● **Task requirements**
Each entry below should be written out exactly as it is, with no pictures.

● **Data extract**
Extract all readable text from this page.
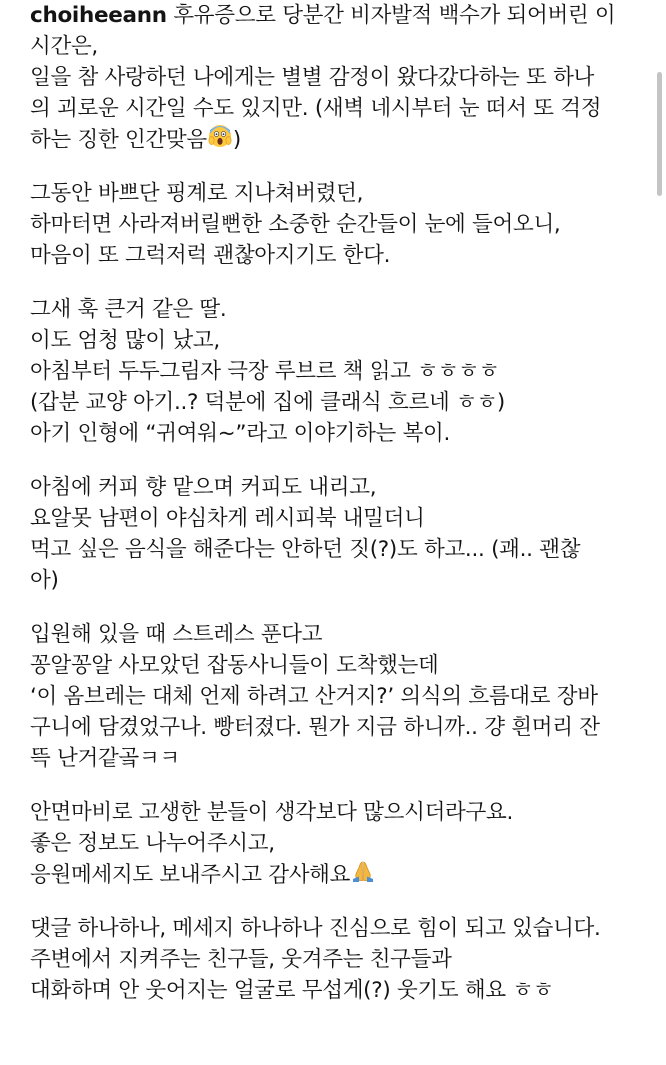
choiheeann 후유증으로 당분간 비자발적 백수가 되어버린 이
시간은,
일을 참 사랑하던 나에게는 별별 감정이 왔다갔다하는 또 하나
의 괴로운 시간일 수도 있지만. (새벽 네시부터 눈 떠서 또 걱정
하는 징한 인간맞음 )
그동안 바쁘단 핑계로 지나쳐버렸던,
하마터면 사라져버릴뻔한 소중한 순간들이 눈에 들어오니,
마음이 또 그럭저럭 괜찮아지기도 한다.
그새 훅 큰거 같은 딸.
이도 엄청 많이 났고,
아침부터 두두그림자 극장 루브르 책 읽고 ㅎㅎㅎㅎ
(갑분 교양 아기..? 덕분에 집에 클래식 흐르네 ㅎㅎ)
아기 인형에 “귀여워~”라고 이야기하는 복이.
아침에 커피 향 맡으며 커피도 내리고,
요알못 남편이 야심차게 레시피북 내밀더니
먹고 싶은 음식을 해준다는 안하던 짓(?)도 하고... (괘.. 괜찮
아)
입원해 있을 때 스트레스 푼다고
꽁알꽁알 사모았던 잡동사니들이 도착했는데
‘이 옴브레는 대체 언제 하려고 산거지?’ 의식의 흐름대로 장바
구니에 담겼었구나. 빵터졌다. 뭔가 지금 하니까.. 걍 흰머리 잔
뜩 난거같곸ㅋㅋ
안면마비로 고생한 분들이 생각보다 많으시더라구요.
좋은 정보도 나누어주시고,
응원메세지도 보내주시고 감사해요
댓글 하나하나, 메세지 하나하나 진심으로 힘이 되고 있습니다.
주변에서 지켜주는 친구들, 웃겨주는 친구들과
대화하며 안 웃어지는 얼굴로 무섭게(?) 웃기도 해요 ㅎㅎ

● **Answer to the task**
Extract all readable text from this page.
choiheeann 후유증으로 당분간 비자발적 백수가 되어버린 이
시간은,
일을 참 사랑하던 나에게는 별별 감정이 왔다갔다하는 또 하나
의 괴로운 시간일 수도 있지만. (새벽 네시부터 눈 떠서 또 걱정
하는 징한 인간맞음 )
그동안 바쁘단 핑계로 지나쳐버렸던,
하마터면 사라져버릴뻔한 소중한 순간들이 눈에 들어오니,
마음이 또 그럭저럭 괜찮아지기도 한다.
그새 훅 큰거 같은 딸.
이도 엄청 많이 났고,
아침부터 두두그림자 극장 루브르 책 읽고 ㅎㅎㅎㅎ
(갑분 교양 아기..? 덕분에 집에 클래식 흐르네 ㅎㅎ)
아기 인형에 “귀여워~”라고 이야기하는 복이.
아침에 커피 향 맡으며 커피도 내리고,
요알못 남편이 야심차게 레시피북 내밀더니
먹고 싶은 음식을 해준다는 안하던 짓(?)도 하고... (괘.. 괜찮
아)
입원해 있을 때 스트레스 푼다고
꽁알꽁알 사모았던 잡동사니들이 도착했는데
‘이 옴브레는 대체 언제 하려고 산거지?’ 의식의 흐름대로 장바
구니에 담겼었구나. 빵터졌다. 뭔가 지금 하니까.. 걍 흰머리 잔
뜩 난거같곸ㅋㅋ
안면마비로 고생한 분들이 생각보다 많으시더라구요.
좋은 정보도 나누어주시고,
응원메세지도 보내주시고 감사해요
댓글 하나하나, 메세지 하나하나 진심으로 힘이 되고 있습니다.
주변에서 지켜주는 친구들, 웃겨주는 친구들과
대화하며 안 웃어지는 얼굴로 무섭게(?) 웃기도 해요 ㅎㅎ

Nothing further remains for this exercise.